EXERCISE MATERIAL:
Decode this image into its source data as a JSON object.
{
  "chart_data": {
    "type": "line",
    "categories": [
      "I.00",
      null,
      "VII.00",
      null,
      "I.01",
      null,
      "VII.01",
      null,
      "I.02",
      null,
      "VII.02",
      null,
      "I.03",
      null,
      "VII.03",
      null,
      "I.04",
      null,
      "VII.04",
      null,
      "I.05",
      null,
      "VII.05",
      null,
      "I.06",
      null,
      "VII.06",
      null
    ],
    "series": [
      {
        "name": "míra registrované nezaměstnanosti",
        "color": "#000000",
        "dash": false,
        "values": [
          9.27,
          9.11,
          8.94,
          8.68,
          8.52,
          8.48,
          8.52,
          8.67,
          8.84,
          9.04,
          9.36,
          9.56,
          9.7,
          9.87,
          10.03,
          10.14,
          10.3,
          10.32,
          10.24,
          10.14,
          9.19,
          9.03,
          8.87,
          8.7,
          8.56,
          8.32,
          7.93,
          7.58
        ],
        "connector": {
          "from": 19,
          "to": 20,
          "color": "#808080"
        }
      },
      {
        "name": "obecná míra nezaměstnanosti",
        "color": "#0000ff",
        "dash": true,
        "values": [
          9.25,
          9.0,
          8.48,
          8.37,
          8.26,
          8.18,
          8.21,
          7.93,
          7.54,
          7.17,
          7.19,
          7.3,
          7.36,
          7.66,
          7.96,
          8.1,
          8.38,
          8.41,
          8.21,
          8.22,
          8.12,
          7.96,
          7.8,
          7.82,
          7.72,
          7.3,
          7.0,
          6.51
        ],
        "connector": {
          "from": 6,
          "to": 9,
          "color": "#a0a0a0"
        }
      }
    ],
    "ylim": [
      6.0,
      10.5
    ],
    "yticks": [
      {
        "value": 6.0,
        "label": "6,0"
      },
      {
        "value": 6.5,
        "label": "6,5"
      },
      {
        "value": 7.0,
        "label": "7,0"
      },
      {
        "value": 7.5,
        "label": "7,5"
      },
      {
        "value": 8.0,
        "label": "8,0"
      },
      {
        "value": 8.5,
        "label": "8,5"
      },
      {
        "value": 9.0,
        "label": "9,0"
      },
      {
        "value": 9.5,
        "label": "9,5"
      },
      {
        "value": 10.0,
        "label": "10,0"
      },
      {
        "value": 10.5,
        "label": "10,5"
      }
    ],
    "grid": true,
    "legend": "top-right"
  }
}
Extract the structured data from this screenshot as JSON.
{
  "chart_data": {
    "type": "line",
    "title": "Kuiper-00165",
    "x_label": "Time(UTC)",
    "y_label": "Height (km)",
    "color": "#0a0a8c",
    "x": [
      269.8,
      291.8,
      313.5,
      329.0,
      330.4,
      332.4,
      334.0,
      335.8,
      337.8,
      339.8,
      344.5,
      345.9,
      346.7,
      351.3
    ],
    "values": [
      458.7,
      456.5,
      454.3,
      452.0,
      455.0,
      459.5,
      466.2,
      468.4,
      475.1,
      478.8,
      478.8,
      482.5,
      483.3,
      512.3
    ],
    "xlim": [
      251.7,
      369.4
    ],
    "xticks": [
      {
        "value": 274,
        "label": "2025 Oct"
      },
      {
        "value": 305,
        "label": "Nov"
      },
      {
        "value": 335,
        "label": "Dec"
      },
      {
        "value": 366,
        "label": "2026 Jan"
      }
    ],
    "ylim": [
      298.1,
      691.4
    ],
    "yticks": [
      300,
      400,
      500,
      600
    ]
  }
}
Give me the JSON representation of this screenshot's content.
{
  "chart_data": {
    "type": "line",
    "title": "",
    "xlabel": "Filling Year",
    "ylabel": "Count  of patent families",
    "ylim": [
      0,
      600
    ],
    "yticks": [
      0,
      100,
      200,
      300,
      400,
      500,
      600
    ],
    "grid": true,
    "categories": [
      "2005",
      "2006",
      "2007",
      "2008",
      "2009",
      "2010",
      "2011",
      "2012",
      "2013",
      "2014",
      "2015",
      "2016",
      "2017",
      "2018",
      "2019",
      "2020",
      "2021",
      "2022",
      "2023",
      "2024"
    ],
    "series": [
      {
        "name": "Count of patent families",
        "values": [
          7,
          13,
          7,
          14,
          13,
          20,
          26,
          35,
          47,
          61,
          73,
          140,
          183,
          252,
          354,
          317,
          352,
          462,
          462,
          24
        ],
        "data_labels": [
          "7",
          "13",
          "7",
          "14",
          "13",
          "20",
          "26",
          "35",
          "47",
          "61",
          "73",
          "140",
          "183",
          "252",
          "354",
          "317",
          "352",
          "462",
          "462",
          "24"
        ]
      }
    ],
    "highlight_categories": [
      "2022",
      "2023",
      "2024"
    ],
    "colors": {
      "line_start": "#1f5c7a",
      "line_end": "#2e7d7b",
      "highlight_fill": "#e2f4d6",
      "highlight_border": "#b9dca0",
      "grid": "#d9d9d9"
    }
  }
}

PROBLEM REQUIREMENTS:
Give back the whole listing exactly as it reads.

FULL SOLUTION:
Decode this image into its source data as a JSON object.
{
  "chart_data": {
    "type": "line",
    "categories": [
      "I.00",
      null,
      "VII.00",
      null,
      "I.01",
      null,
      "VII.01",
      null,
      "I.02",
      null,
      "VII.02",
      null,
      "I.03",
      null,
      "VII.03",
      null,
      "I.04",
      null,
      "VII.04",
      null,
      "I.05",
      null,
      "VII.05",
      null,
      "I.06",
      null,
      "VII.06",
      null
    ],
    "series": [
      {
        "name": "míra registrované nezaměstnanosti",
        "color": "#000000",
        "dash": false,
        "values": [
          9.27,
          9.11,
          8.94,
          8.68,
          8.52,
          8.48,
          8.52,
          8.67,
          8.84,
          9.04,
          9.36,
          9.56,
          9.7,
          9.87,
          10.03,
          10.14,
          10.3,
          10.32,
          10.24,
          10.14,
          9.19,
          9.03,
          8.87,
          8.7,
          8.56,
          8.32,
          7.93,
          7.58
        ],
        "connector": {
          "from": 19,
          "to": 20,
          "color": "#808080"
        }
      },
      {
        "name": "obecná míra nezaměstnanosti",
        "color": "#0000ff",
        "dash": true,
        "values": [
          9.25,
          9.0,
          8.48,
          8.37,
          8.26,
          8.18,
          8.21,
          7.93,
          7.54,
          7.17,
          7.19,
          7.3,
          7.36,
          7.66,
          7.96,
          8.1,
          8.38,
          8.41,
          8.21,
          8.22,
          8.12,
          7.96,
          7.8,
          7.82,
          7.72,
          7.3,
          7.0,
          6.51
        ],
        "connector": {
          "from": 6,
          "to": 9,
          "color": "#a0a0a0"
        }
      }
    ],
    "ylim": [
      6.0,
      10.5
    ],
    "yticks": [
      {
        "value": 6.0,
        "label": "6,0"
      },
      {
        "value": 6.5,
        "label": "6,5"
      },
      {
        "value": 7.0,
        "label": "7,0"
      },
      {
        "value": 7.5,
        "label": "7,5"
      },
      {
        "value": 8.0,
        "label": "8,0"
      },
      {
        "value": 8.5,
        "label": "8,5"
      },
      {
        "value": 9.0,
        "label": "9,0"
      },
      {
        "value": 9.5,
        "label": "9,5"
      },
      {
        "value": 10.0,
        "label": "10,0"
      },
      {
        "value": 10.5,
        "label": "10,5"
      }
    ],
    "grid": true,
    "legend": "top-right"
  }
}
Extract the structured data from this screenshot as JSON.
{
  "chart_data": {
    "type": "line",
    "title": "Kuiper-00165",
    "x_label": "Time(UTC)",
    "y_label": "Height (km)",
    "color": "#0a0a8c",
    "x": [
      269.8,
      291.8,
      313.5,
      329.0,
      330.4,
      332.4,
      334.0,
      335.8,
      337.8,
      339.8,
      344.5,
      345.9,
      346.7,
      351.3
    ],
    "values": [
      458.7,
      456.5,
      454.3,
      452.0,
      455.0,
      459.5,
      466.2,
      468.4,
      475.1,
      478.8,
      478.8,
      482.5,
      483.3,
      512.3
    ],
    "xlim": [
      251.7,
      369.4
    ],
    "xticks": [
      {
        "value": 274,
        "label": "2025 Oct"
      },
      {
        "value": 305,
        "label": "Nov"
      },
      {
        "value": 335,
        "label": "Dec"
      },
      {
        "value": 366,
        "label": "2026 Jan"
      }
    ],
    "ylim": [
      298.1,
      691.4
    ],
    "yticks": [
      300,
      400,
      500,
      600
    ]
  }
}
Give me the JSON representation of this screenshot's content.
{
  "chart_data": {
    "type": "line",
    "title": "",
    "xlabel": "Filling Year",
    "ylabel": "Count  of patent families",
    "ylim": [
      0,
      600
    ],
    "yticks": [
      0,
      100,
      200,
      300,
      400,
      500,
      600
    ],
    "grid": true,
    "categories": [
      "2005",
      "2006",
      "2007",
      "2008",
      "2009",
      "2010",
      "2011",
      "2012",
      "2013",
      "2014",
      "2015",
      "2016",
      "2017",
      "2018",
      "2019",
      "2020",
      "2021",
      "2022",
      "2023",
      "2024"
    ],
    "series": [
      {
        "name": "Count of patent families",
        "values": [
          7,
          13,
          7,
          14,
          13,
          20,
          26,
          35,
          47,
          61,
          73,
          140,
          183,
          252,
          354,
          317,
          352,
          462,
          462,
          24
        ],
        "data_labels": [
          "7",
          "13",
          "7",
          "14",
          "13",
          "20",
          "26",
          "35",
          "47",
          "61",
          "73",
          "140",
          "183",
          "252",
          "354",
          "317",
          "352",
          "462",
          "462",
          "24"
        ]
      }
    ],
    "highlight_categories": [
      "2022",
      "2023",
      "2024"
    ],
    "colors": {
      "line_start": "#1f5c7a",
      "line_end": "#2e7d7b",
      "highlight_fill": "#e2f4d6",
      "highlight_border": "#b9dca0",
      "grid": "#d9d9d9"
    }
  }
}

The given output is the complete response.